▸ **TASK PROMPT**
Output the data that follows exactly, line for line.

(Data records)
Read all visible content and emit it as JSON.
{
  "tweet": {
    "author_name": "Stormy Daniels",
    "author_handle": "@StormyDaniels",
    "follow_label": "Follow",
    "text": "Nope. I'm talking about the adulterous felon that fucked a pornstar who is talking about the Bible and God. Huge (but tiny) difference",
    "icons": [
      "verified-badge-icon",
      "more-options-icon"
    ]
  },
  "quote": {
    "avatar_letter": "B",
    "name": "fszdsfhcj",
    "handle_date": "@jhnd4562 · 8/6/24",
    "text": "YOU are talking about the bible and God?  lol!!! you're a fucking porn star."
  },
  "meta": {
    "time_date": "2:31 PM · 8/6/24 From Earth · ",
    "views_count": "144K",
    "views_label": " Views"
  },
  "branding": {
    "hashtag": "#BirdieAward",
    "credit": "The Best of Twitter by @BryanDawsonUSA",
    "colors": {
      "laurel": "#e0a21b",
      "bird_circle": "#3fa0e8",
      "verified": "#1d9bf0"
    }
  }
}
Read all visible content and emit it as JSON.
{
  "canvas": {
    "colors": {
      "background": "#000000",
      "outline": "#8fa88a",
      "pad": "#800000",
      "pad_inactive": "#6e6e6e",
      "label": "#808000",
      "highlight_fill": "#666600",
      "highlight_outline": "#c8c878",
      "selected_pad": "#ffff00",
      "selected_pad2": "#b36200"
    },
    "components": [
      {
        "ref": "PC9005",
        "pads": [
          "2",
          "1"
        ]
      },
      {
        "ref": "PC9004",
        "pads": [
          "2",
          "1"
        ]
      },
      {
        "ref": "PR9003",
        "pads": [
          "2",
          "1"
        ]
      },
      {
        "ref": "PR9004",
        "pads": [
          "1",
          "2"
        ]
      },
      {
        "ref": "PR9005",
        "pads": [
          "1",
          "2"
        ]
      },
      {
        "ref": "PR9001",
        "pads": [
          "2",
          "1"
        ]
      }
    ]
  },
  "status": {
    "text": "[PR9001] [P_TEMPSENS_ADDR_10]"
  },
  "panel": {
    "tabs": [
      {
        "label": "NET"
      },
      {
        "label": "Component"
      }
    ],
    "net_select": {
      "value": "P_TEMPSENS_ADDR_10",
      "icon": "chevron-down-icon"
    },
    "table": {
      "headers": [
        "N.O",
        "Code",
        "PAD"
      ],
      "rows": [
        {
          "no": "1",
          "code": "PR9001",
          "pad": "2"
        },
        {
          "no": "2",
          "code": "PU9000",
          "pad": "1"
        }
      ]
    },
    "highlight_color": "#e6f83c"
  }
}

▸ **EXPECTED ANSWER**
Read all visible content and emit it as JSON.
{
  "tweet": {
    "author_name": "Stormy Daniels",
    "author_handle": "@StormyDaniels",
    "follow_label": "Follow",
    "text": "Nope. I'm talking about the adulterous felon that fucked a pornstar who is talking about the Bible and God. Huge (but tiny) difference",
    "icons": [
      "verified-badge-icon",
      "more-options-icon"
    ]
  },
  "quote": {
    "avatar_letter": "B",
    "name": "fszdsfhcj",
    "handle_date": "@jhnd4562 · 8/6/24",
    "text": "YOU are talking about the bible and God?  lol!!! you're a fucking porn star."
  },
  "meta": {
    "time_date": "2:31 PM · 8/6/24 From Earth · ",
    "views_count": "144K",
    "views_label": " Views"
  },
  "branding": {
    "hashtag": "#BirdieAward",
    "credit": "The Best of Twitter by @BryanDawsonUSA",
    "colors": {
      "laurel": "#e0a21b",
      "bird_circle": "#3fa0e8",
      "verified": "#1d9bf0"
    }
  }
}
Read all visible content and emit it as JSON.
{
  "canvas": {
    "colors": {
      "background": "#000000",
      "outline": "#8fa88a",
      "pad": "#800000",
      "pad_inactive": "#6e6e6e",
      "label": "#808000",
      "highlight_fill": "#666600",
      "highlight_outline": "#c8c878",
      "selected_pad": "#ffff00",
      "selected_pad2": "#b36200"
    },
    "components": [
      {
        "ref": "PC9005",
        "pads": [
          "2",
          "1"
        ]
      },
      {
        "ref": "PC9004",
        "pads": [
          "2",
          "1"
        ]
      },
      {
        "ref": "PR9003",
        "pads": [
          "2",
          "1"
        ]
      },
      {
        "ref": "PR9004",
        "pads": [
          "1",
          "2"
        ]
      },
      {
        "ref": "PR9005",
        "pads": [
          "1",
          "2"
        ]
      },
      {
        "ref": "PR9001",
        "pads": [
          "2",
          "1"
        ]
      }
    ]
  },
  "status": {
    "text": "[PR9001] [P_TEMPSENS_ADDR_10]"
  },
  "panel": {
    "tabs": [
      {
        "label": "NET"
      },
      {
        "label": "Component"
      }
    ],
    "net_select": {
      "value": "P_TEMPSENS_ADDR_10",
      "icon": "chevron-down-icon"
    },
    "table": {
      "headers": [
        "N.O",
        "Code",
        "PAD"
      ],
      "rows": [
        {
          "no": "1",
          "code": "PR9001",
          "pad": "2"
        },
        {
          "no": "2",
          "code": "PU9000",
          "pad": "1"
        }
      ]
    },
    "highlight_color": "#e6f83c"
  }
}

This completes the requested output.